Using the material that follows, identify and copy each line with the string "Pile".

Rows from a figure dataset:
## BEGIN
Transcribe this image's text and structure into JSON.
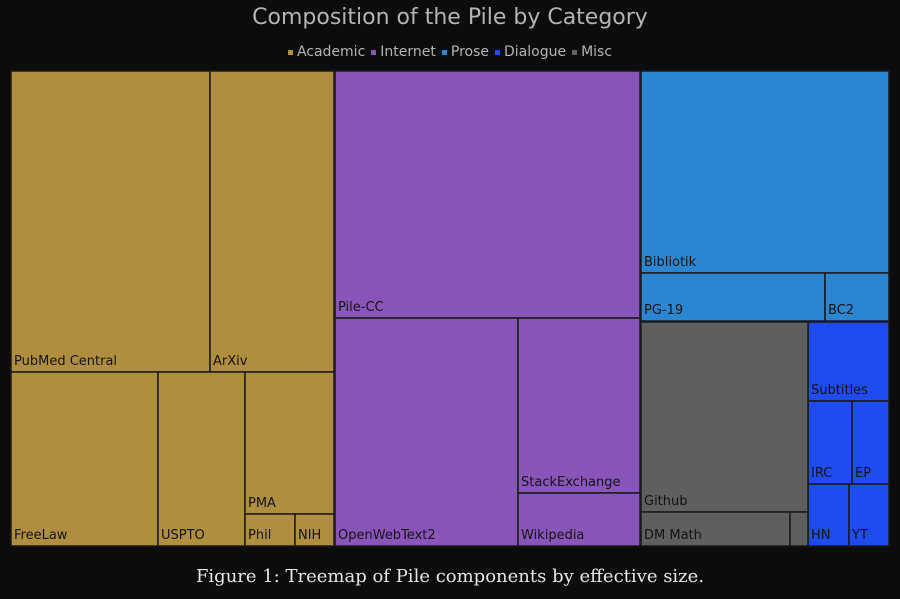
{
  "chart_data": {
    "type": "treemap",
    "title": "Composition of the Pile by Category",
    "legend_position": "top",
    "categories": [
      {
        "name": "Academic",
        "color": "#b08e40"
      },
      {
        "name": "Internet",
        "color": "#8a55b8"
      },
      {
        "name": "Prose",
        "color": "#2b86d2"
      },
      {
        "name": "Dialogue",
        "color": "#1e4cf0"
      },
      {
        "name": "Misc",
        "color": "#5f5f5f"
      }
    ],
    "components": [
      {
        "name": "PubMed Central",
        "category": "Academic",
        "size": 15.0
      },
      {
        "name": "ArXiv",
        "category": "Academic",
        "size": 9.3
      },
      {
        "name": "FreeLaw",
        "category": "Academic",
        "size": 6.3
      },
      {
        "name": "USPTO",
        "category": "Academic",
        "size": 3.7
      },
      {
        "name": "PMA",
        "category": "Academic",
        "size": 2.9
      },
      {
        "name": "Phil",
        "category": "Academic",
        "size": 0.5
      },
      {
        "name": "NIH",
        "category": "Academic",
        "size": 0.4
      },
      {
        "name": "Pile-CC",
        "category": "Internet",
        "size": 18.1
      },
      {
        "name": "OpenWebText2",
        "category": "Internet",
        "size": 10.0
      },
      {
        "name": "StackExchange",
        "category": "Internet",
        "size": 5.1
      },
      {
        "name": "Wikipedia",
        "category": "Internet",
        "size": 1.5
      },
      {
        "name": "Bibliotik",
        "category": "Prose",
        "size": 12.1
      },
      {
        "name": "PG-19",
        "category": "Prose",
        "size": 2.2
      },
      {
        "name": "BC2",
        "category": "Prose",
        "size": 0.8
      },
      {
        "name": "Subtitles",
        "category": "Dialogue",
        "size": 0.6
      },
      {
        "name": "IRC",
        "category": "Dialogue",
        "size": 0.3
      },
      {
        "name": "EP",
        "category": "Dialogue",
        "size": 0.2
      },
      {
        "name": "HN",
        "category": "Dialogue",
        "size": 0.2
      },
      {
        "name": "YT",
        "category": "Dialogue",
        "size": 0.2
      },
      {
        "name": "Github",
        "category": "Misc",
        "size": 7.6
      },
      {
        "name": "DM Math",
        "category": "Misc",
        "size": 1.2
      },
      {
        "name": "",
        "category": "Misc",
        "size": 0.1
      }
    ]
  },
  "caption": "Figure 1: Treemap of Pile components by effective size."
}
## END
* **Final result**:
    "title": "Composition of the Pile by Category",
        "name": "Pile-CC",
  "caption": "Figure 1: Treemap of Pile components by effective size."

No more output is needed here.